■ WORK INSTRUCTIONS ■
Omit the pictures, then write out every entry exactly as it reads.

◆ ◆ ◆

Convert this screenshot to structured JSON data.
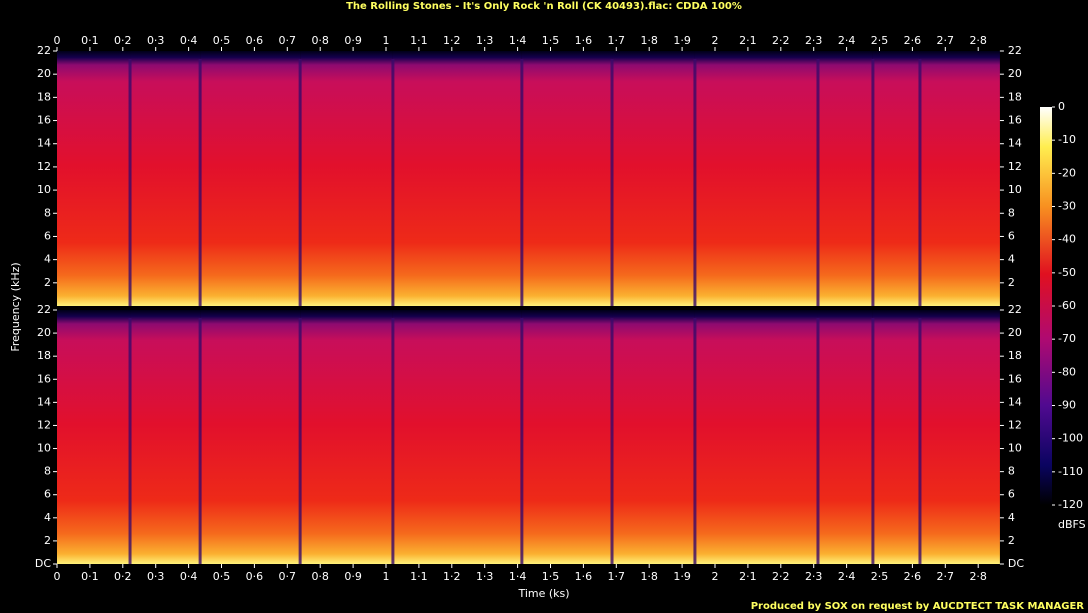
{
  "chart_data": {
    "type": "spectrogram",
    "title": "The Rolling Stones - It's Only Rock 'n Roll (CK 40493).flac: CDDA 100%",
    "x_label": "Time (ks)",
    "y_label": "Frequency (kHz)",
    "footer": "Produced by SOX on request by AUCDTECT TASK MANAGER",
    "xlim": [
      0,
      2.866
    ],
    "xticks": [
      0,
      {
        "value": 0.1,
        "label": "0·1"
      },
      {
        "value": 0.2,
        "label": "0·2"
      },
      {
        "value": 0.3,
        "label": "0·3"
      },
      {
        "value": 0.4,
        "label": "0·4"
      },
      {
        "value": 0.5,
        "label": "0·5"
      },
      {
        "value": 0.6,
        "label": "0·6"
      },
      {
        "value": 0.7,
        "label": "0·7"
      },
      {
        "value": 0.8,
        "label": "0·8"
      },
      {
        "value": 0.9,
        "label": "0·9"
      },
      1,
      {
        "value": 1.1,
        "label": "1·1"
      },
      {
        "value": 1.2,
        "label": "1·2"
      },
      {
        "value": 1.3,
        "label": "1·3"
      },
      {
        "value": 1.4,
        "label": "1·4"
      },
      {
        "value": 1.5,
        "label": "1·5"
      },
      {
        "value": 1.6,
        "label": "1·6"
      },
      {
        "value": 1.7,
        "label": "1·7"
      },
      {
        "value": 1.8,
        "label": "1·8"
      },
      {
        "value": 1.9,
        "label": "1·9"
      },
      2,
      {
        "value": 2.1,
        "label": "2·1"
      },
      {
        "value": 2.2,
        "label": "2·2"
      },
      {
        "value": 2.3,
        "label": "2·3"
      },
      {
        "value": 2.4,
        "label": "2·4"
      },
      {
        "value": 2.5,
        "label": "2·5"
      },
      {
        "value": 2.6,
        "label": "2·6"
      },
      {
        "value": 2.7,
        "label": "2·7"
      },
      {
        "value": 2.8,
        "label": "2·8"
      }
    ],
    "segments": [
      0,
      0.222,
      0.435,
      0.739,
      1.021,
      1.413,
      1.687,
      1.939,
      2.313,
      2.48,
      2.623,
      2.866
    ],
    "panels": [
      {
        "ylim": [
          0,
          22
        ],
        "yticks": [
          2,
          4,
          6,
          8,
          10,
          12,
          14,
          16,
          18,
          20,
          22
        ]
      },
      {
        "ylim": [
          0,
          22
        ],
        "yticks": [
          {
            "value": 0,
            "label": "DC"
          },
          2,
          4,
          6,
          8,
          10,
          12,
          14,
          16,
          18,
          20,
          22
        ]
      }
    ],
    "colorbar": {
      "label": "dBFS",
      "lim": [
        -120,
        0
      ],
      "ticks": [
        0,
        -10,
        -20,
        -30,
        -40,
        -50,
        -60,
        -70,
        -80,
        -90,
        -100,
        -110,
        -120
      ]
    }
  }
}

◆ ◆ ◆

■ CORRECT RESPONSE ■
Convert this screenshot to structured JSON data.
{
  "chart_data": {
    "type": "spectrogram",
    "title": "The Rolling Stones - It's Only Rock 'n Roll (CK 40493).flac: CDDA 100%",
    "x_label": "Time (ks)",
    "y_label": "Frequency (kHz)",
    "footer": "Produced by SOX on request by AUCDTECT TASK MANAGER",
    "xlim": [
      0,
      2.866
    ],
    "xticks": [
      0,
      {
        "value": 0.1,
        "label": "0·1"
      },
      {
        "value": 0.2,
        "label": "0·2"
      },
      {
        "value": 0.3,
        "label": "0·3"
      },
      {
        "value": 0.4,
        "label": "0·4"
      },
      {
        "value": 0.5,
        "label": "0·5"
      },
      {
        "value": 0.6,
        "label": "0·6"
      },
      {
        "value": 0.7,
        "label": "0·7"
      },
      {
        "value": 0.8,
        "label": "0·8"
      },
      {
        "value": 0.9,
        "label": "0·9"
      },
      1,
      {
        "value": 1.1,
        "label": "1·1"
      },
      {
        "value": 1.2,
        "label": "1·2"
      },
      {
        "value": 1.3,
        "label": "1·3"
      },
      {
        "value": 1.4,
        "label": "1·4"
      },
      {
        "value": 1.5,
        "label": "1·5"
      },
      {
        "value": 1.6,
        "label": "1·6"
      },
      {
        "value": 1.7,
        "label": "1·7"
      },
      {
        "value": 1.8,
        "label": "1·8"
      },
      {
        "value": 1.9,
        "label": "1·9"
      },
      2,
      {
        "value": 2.1,
        "label": "2·1"
      },
      {
        "value": 2.2,
        "label": "2·2"
      },
      {
        "value": 2.3,
        "label": "2·3"
      },
      {
        "value": 2.4,
        "label": "2·4"
      },
      {
        "value": 2.5,
        "label": "2·5"
      },
      {
        "value": 2.6,
        "label": "2·6"
      },
      {
        "value": 2.7,
        "label": "2·7"
      },
      {
        "value": 2.8,
        "label": "2·8"
      }
    ],
    "segments": [
      0,
      0.222,
      0.435,
      0.739,
      1.021,
      1.413,
      1.687,
      1.939,
      2.313,
      2.48,
      2.623,
      2.866
    ],
    "panels": [
      {
        "ylim": [
          0,
          22
        ],
        "yticks": [
          2,
          4,
          6,
          8,
          10,
          12,
          14,
          16,
          18,
          20,
          22
        ]
      },
      {
        "ylim": [
          0,
          22
        ],
        "yticks": [
          {
            "value": 0,
            "label": "DC"
          },
          2,
          4,
          6,
          8,
          10,
          12,
          14,
          16,
          18,
          20,
          22
        ]
      }
    ],
    "colorbar": {
      "label": "dBFS",
      "lim": [
        -120,
        0
      ],
      "ticks": [
        0,
        -10,
        -20,
        -30,
        -40,
        -50,
        -60,
        -70,
        -80,
        -90,
        -100,
        -110,
        -120
      ]
    }
  }
}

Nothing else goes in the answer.